━━━━━ Raw data

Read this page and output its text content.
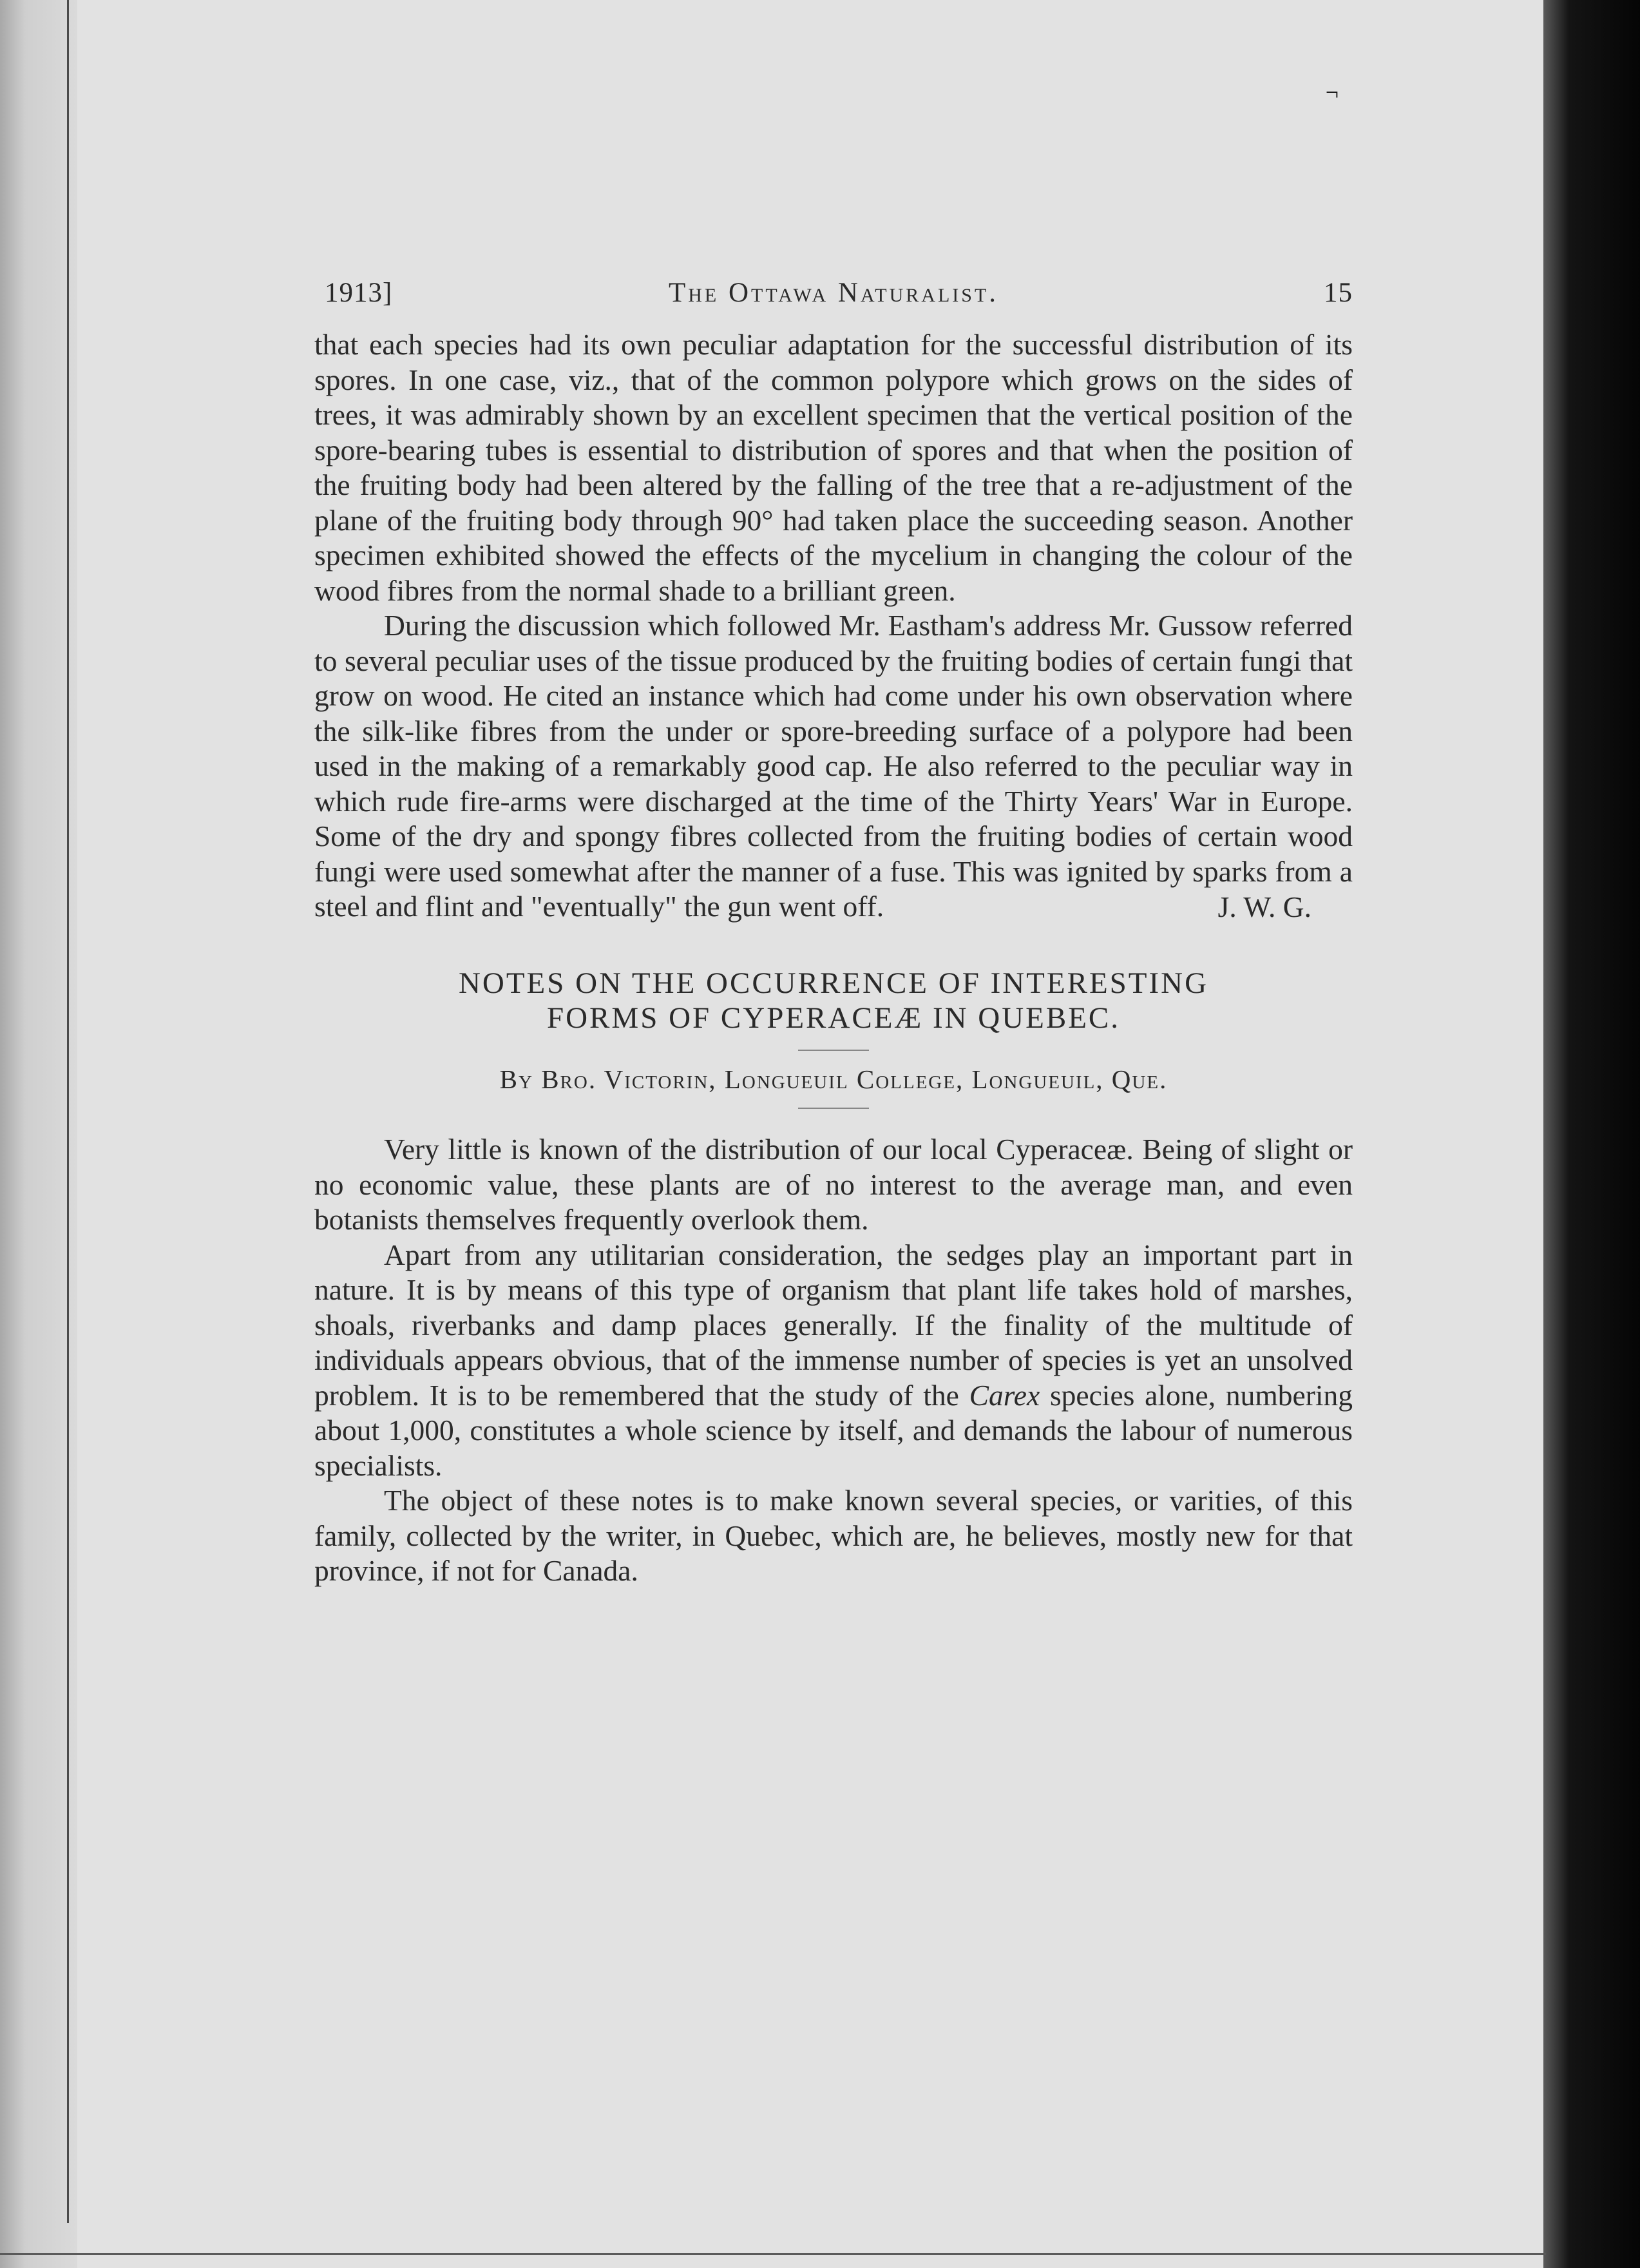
¬
1913]	The Ottawa Naturalist.	15

that each species had its own peculiar adaptation for the successful distribution of its spores. In one case, viz., that of the common polypore which grows on the sides of trees, it was admirably shown by an excellent specimen that the vertical position of the spore-bearing tubes is essential to distribution of spores and that when the position of the fruiting body had been altered by the falling of the tree that a re-adjustment of the plane of the fruiting body through 90° had taken place the succeeding season. Another specimen exhibited showed the effects of the mycelium in changing the colour of the wood fibres from the normal shade to a brilliant green.

During the discussion which followed Mr. Eastham's address Mr. Gussow referred to several peculiar uses of the tissue produced by the fruiting bodies of certain fungi that grow on wood. He cited an instance which had come under his own observation where the silk-like fibres from the under or spore-breeding surface of a polypore had been used in the making of a remarkably good cap. He also referred to the peculiar way in which rude fire-arms were discharged at the time of the Thirty Years' War in Europe. Some of the dry and spongy fibres collected from the fruiting bodies of certain wood fungi were used somewhat after the manner of a fuse. This was ignited by sparks from a steel and flint and "eventually" the gun went off.	J. W. G.
NOTES ON THE OCCURRENCE OF INTERESTING
FORMS OF CYPERACEÆ IN QUEBEC.
By Bro. Victorin, Longueuil College, Longueuil, Que.

Very little is known of the distribution of our local Cyperaceæ. Being of slight or no economic value, these plants are of no interest to the average man, and even botanists themselves frequently overlook them.

Apart from any utilitarian consideration, the sedges play an important part in nature. It is by means of this type of organism that plant life takes hold of marshes, shoals, riverbanks and damp places generally. If the finality of the multitude of individuals appears obvious, that of the immense number of species is yet an unsolved problem. It is to be remembered that the study of the Carex species alone, numbering about 1,000, constitutes a whole science by itself, and demands the labour of numerous specialists.

The object of these notes is to make known several species, or varities, of this family, collected by the writer, in Quebec, which are, he believes, mostly new for that province, if not for Canada.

━━━━━━━━━━

*Short task:* Every entry must be transcribed exactly. Pictures do not belong in the copy.

*Exercise output:*
Read this page and output its text content.
¬
1913]	The Ottawa Naturalist.	15

that each species had its own peculiar adaptation for the successful distribution of its spores. In one case, viz., that of the common polypore which grows on the sides of trees, it was admirably shown by an excellent specimen that the vertical position of the spore-bearing tubes is essential to distribution of spores and that when the position of the fruiting body had been altered by the falling of the tree that a re-adjustment of the plane of the fruiting body through 90° had taken place the succeeding season. Another specimen exhibited showed the effects of the mycelium in changing the colour of the wood fibres from the normal shade to a brilliant green.

During the discussion which followed Mr. Eastham's address Mr. Gussow referred to several peculiar uses of the tissue produced by the fruiting bodies of certain fungi that grow on wood. He cited an instance which had come under his own observation where the silk-like fibres from the under or spore-breeding surface of a polypore had been used in the making of a remarkably good cap. He also referred to the peculiar way in which rude fire-arms were discharged at the time of the Thirty Years' War in Europe. Some of the dry and spongy fibres collected from the fruiting bodies of certain wood fungi were used somewhat after the manner of a fuse. This was ignited by sparks from a steel and flint and "eventually" the gun went off.	J. W. G.
NOTES ON THE OCCURRENCE OF INTERESTING
FORMS OF CYPERACEÆ IN QUEBEC.
By Bro. Victorin, Longueuil College, Longueuil, Que.

Very little is known of the distribution of our local Cyperaceæ. Being of slight or no economic value, these plants are of no interest to the average man, and even botanists themselves frequently overlook them.

Apart from any utilitarian consideration, the sedges play an important part in nature. It is by means of this type of organism that plant life takes hold of marshes, shoals, riverbanks and damp places generally. If the finality of the multitude of individuals appears obvious, that of the immense number of species is yet an unsolved problem. It is to be remembered that the study of the Carex species alone, numbering about 1,000, constitutes a whole science by itself, and demands the labour of numerous specialists.

The object of these notes is to make known several species, or varities, of this family, collected by the writer, in Quebec, which are, he believes, mostly new for that province, if not for Canada.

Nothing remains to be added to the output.